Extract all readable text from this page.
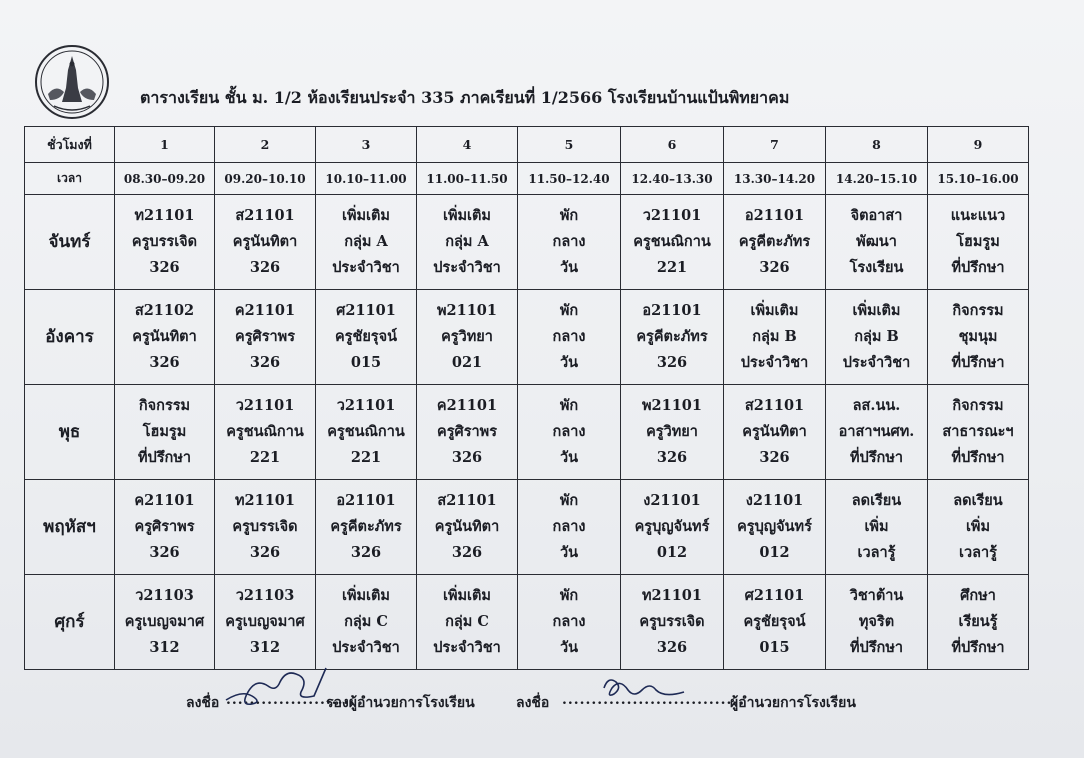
ตารางเรียน ชั้น ม. 1/2 ห้องเรียนประจำ 335 ภาคเรียนที่ 1/2566 โรงเรียนบ้านแป้นพิทยาคม
ชั่วโมงที่	1	2	3	4	5	6	7	8	9
เวลา	08.30–09.20	09.20–10.10	10.10–11.00	11.00–11.50	11.50–12.40	12.40–13.30	13.30–14.20	14.20–15.10	15.10–16.00
จันทร์	ท21101
ครูบรรเจิด
326	ส21101
ครูนันทิตา
326	เพิ่มเติม
กลุ่ม A
ประจำวิชา	เพิ่มเติม
กลุ่ม A
ประจำวิชา	พัก
กลาง
วัน	ว21101
ครูชนณิกาน
221	อ21101
ครูคีตะภัทร
326	จิตอาสา
พัฒนา
โรงเรียน	แนะแนว
โฮมรูม
ที่ปรึกษา

อังคาร	ส21102
ครูนันทิตา
326	ค21101
ครูศิราพร
326	ศ21101
ครูชัยรุจน์
015	พ21101
ครูวิทยา
021	พัก
กลาง
วัน	อ21101
ครูคีตะภัทร
326	เพิ่มเติม
กลุ่ม B
ประจำวิชา	เพิ่มเติม
กลุ่ม B
ประจำวิชา	กิจกรรม
ชุมนุม
ที่ปรึกษา

พุธ	กิจกรรม
โฮมรูม
ที่ปรึกษา	ว21101
ครูชนณิกาน
221	ว21101
ครูชนณิกาน
221	ค21101
ครูศิราพร
326	พัก
กลาง
วัน	พ21101
ครูวิทยา
326	ส21101
ครูนันทิตา
326	ลส.นน.
อาสาฯนศท.
ที่ปรึกษา	กิจกรรม
สาธารณะฯ
ที่ปรึกษา

พฤหัสฯ	ค21101
ครูศิราพร
326	ท21101
ครูบรรเจิด
326	อ21101
ครูคีตะภัทร
326	ส21101
ครูนันทิตา
326	พัก
กลาง
วัน	ง21101
ครูบุญจันทร์
012	ง21101
ครูบุญจันทร์
012	ลดเรียน
เพิ่ม
เวลารู้	ลดเรียน
เพิ่ม
เวลารู้

ศุกร์	ว21103
ครูเบญจมาศ
312	ว21103
ครูเบญจมาศ
312	เพิ่มเติม
กลุ่ม C
ประจำวิชา	เพิ่มเติม
กลุ่ม C
ประจำวิชา	พัก
กลาง
วัน	ท21101
ครูบรรเจิด
326	ศ21101
ครูชัยรุจน์
015	วิชาต้าน
ทุจริต
ที่ปรึกษา	ศึกษา
เรียนรู้
ที่ปรึกษา
ลงชื่อ ......................
รองผู้อำนวยการโรงเรียน	ลงชื่อ ...............................
ผู้อำนวยการโรงเรียน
_ _ _
Make an exact copy of the whole listing, but don't bring over any pictures.

Solution for this problem:
Extract all readable text from this page.
ตารางเรียน ชั้น ม. 1/2 ห้องเรียนประจำ 335 ภาคเรียนที่ 1/2566 โรงเรียนบ้านแป้นพิทยาคม
ชั่วโมงที่	1	2	3	4	5	6	7	8	9
เวลา	08.30–09.20	09.20–10.10	10.10–11.00	11.00–11.50	11.50–12.40	12.40–13.30	13.30–14.20	14.20–15.10	15.10–16.00
จันทร์	ท21101
ครูบรรเจิด
326	ส21101
ครูนันทิตา
326	เพิ่มเติม
กลุ่ม A
ประจำวิชา	เพิ่มเติม
กลุ่ม A
ประจำวิชา	พัก
กลาง
วัน	ว21101
ครูชนณิกาน
221	อ21101
ครูคีตะภัทร
326	จิตอาสา
พัฒนา
โรงเรียน	แนะแนว
โฮมรูม
ที่ปรึกษา

อังคาร	ส21102
ครูนันทิตา
326	ค21101
ครูศิราพร
326	ศ21101
ครูชัยรุจน์
015	พ21101
ครูวิทยา
021	พัก
กลาง
วัน	อ21101
ครูคีตะภัทร
326	เพิ่มเติม
กลุ่ม B
ประจำวิชา	เพิ่มเติม
กลุ่ม B
ประจำวิชา	กิจกรรม
ชุมนุม
ที่ปรึกษา

พุธ	กิจกรรม
โฮมรูม
ที่ปรึกษา	ว21101
ครูชนณิกาน
221	ว21101
ครูชนณิกาน
221	ค21101
ครูศิราพร
326	พัก
กลาง
วัน	พ21101
ครูวิทยา
326	ส21101
ครูนันทิตา
326	ลส.นน.
อาสาฯนศท.
ที่ปรึกษา	กิจกรรม
สาธารณะฯ
ที่ปรึกษา

พฤหัสฯ	ค21101
ครูศิราพร
326	ท21101
ครูบรรเจิด
326	อ21101
ครูคีตะภัทร
326	ส21101
ครูนันทิตา
326	พัก
กลาง
วัน	ง21101
ครูบุญจันทร์
012	ง21101
ครูบุญจันทร์
012	ลดเรียน
เพิ่ม
เวลารู้	ลดเรียน
เพิ่ม
เวลารู้

ศุกร์	ว21103
ครูเบญจมาศ
312	ว21103
ครูเบญจมาศ
312	เพิ่มเติม
กลุ่ม C
ประจำวิชา	เพิ่มเติม
กลุ่ม C
ประจำวิชา	พัก
กลาง
วัน	ท21101
ครูบรรเจิด
326	ศ21101
ครูชัยรุจน์
015	วิชาต้าน
ทุจริต
ที่ปรึกษา	ศึกษา
เรียนรู้
ที่ปรึกษา
ลงชื่อ ......................
รองผู้อำนวยการโรงเรียน	ลงชื่อ ...............................
ผู้อำนวยการโรงเรียน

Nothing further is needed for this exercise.